(Data entries for graphics)
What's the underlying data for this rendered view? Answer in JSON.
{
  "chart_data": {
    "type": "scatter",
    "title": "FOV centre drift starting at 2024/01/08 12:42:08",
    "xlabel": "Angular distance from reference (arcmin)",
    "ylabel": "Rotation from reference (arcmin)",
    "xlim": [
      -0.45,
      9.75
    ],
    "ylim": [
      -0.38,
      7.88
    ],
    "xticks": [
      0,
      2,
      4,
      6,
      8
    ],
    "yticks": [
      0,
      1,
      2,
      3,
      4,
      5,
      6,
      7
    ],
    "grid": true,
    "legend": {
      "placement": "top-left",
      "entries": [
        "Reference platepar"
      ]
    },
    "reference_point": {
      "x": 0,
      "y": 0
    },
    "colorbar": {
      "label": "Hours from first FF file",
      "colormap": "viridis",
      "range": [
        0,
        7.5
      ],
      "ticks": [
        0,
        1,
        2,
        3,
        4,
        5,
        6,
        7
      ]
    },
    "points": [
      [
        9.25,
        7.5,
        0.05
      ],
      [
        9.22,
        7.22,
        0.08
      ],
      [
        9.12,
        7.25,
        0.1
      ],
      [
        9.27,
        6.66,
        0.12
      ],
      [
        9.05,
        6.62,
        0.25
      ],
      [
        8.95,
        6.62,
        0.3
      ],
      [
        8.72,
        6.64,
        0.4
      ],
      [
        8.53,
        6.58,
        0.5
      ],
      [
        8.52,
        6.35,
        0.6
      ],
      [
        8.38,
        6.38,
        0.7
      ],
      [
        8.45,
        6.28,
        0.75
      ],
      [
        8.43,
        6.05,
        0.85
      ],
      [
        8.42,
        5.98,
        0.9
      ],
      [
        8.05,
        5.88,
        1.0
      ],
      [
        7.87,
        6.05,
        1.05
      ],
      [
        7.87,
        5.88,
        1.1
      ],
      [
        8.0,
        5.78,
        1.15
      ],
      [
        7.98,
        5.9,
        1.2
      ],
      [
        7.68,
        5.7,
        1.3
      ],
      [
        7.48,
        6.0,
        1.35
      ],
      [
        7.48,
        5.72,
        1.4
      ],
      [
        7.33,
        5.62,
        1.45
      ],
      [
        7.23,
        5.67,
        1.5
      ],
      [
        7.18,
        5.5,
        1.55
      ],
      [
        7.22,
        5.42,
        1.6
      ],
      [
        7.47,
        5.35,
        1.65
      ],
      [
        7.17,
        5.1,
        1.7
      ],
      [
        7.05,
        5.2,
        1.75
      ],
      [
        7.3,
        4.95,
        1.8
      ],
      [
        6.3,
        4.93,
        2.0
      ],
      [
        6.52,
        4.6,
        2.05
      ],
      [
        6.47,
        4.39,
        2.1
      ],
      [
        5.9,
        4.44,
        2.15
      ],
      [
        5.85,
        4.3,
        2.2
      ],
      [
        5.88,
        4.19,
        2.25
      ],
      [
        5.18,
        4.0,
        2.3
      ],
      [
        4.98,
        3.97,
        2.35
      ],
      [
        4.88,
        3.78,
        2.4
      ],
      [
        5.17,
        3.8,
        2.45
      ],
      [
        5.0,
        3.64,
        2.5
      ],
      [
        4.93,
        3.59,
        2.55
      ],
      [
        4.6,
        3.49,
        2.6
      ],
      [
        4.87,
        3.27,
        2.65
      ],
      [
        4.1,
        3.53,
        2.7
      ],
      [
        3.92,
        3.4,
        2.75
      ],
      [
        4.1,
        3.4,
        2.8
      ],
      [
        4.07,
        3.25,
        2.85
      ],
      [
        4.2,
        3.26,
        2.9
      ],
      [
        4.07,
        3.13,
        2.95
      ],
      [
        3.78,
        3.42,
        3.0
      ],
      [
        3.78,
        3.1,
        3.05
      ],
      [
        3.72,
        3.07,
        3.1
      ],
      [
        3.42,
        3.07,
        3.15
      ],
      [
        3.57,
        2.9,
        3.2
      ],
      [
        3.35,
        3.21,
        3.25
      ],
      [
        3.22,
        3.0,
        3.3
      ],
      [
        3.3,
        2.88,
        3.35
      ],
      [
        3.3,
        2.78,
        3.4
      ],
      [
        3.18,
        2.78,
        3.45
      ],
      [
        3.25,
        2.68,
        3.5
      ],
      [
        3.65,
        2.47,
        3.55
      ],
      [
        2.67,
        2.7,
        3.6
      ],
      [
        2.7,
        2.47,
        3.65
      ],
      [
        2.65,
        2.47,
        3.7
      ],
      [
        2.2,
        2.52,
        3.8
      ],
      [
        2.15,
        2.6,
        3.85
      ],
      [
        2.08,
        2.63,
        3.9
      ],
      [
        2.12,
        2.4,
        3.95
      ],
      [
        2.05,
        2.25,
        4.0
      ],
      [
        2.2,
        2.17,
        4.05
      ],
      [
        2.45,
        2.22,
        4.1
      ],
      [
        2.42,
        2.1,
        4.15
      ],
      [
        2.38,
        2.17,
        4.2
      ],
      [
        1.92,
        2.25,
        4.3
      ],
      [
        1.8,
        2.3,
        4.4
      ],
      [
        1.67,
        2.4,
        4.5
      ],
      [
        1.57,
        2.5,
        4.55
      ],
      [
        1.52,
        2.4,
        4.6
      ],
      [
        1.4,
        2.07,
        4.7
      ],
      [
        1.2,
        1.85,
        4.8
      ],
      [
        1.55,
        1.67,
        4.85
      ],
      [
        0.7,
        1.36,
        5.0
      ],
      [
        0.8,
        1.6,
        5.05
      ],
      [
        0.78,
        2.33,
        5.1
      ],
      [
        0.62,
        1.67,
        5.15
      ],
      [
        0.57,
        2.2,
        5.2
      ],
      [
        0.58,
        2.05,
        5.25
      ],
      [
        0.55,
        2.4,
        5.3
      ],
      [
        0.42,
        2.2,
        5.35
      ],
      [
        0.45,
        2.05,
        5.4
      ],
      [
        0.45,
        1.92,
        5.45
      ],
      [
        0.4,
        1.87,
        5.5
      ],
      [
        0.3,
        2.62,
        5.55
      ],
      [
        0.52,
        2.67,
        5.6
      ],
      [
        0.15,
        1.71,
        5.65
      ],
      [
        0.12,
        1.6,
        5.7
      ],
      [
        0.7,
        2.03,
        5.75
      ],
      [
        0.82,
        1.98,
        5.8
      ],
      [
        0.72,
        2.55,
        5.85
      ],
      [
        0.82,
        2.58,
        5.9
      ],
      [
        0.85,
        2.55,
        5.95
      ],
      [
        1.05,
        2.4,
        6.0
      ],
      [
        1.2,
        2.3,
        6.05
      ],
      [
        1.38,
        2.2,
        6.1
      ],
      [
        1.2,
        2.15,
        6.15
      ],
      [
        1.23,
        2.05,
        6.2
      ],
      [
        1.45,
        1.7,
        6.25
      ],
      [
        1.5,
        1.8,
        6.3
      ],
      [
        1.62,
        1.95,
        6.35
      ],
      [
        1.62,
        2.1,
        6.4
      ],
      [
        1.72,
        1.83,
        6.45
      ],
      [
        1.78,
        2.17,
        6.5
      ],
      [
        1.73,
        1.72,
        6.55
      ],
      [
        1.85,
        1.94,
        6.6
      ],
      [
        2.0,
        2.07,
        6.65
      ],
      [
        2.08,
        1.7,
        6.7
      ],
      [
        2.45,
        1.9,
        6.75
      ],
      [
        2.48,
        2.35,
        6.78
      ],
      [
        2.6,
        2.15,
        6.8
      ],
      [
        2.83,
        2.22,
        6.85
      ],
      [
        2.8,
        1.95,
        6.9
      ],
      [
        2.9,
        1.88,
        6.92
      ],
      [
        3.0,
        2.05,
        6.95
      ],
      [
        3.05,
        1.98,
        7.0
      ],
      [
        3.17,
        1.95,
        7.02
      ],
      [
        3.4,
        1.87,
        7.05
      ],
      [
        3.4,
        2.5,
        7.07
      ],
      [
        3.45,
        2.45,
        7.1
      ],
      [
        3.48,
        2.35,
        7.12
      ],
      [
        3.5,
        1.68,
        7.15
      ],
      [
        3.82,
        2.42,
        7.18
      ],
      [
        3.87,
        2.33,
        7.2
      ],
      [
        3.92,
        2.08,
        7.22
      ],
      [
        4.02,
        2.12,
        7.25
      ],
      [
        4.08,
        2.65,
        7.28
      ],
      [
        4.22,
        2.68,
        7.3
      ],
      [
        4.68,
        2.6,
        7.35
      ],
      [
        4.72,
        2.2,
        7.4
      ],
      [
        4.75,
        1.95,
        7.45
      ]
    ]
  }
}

Exercise directions: Identify every line above that includes the word "arcmin", and show those lines.

Final result:
    "xlabel": "Angular distance from reference (arcmin)",
    "ylabel": "Rotation from reference (arcmin)",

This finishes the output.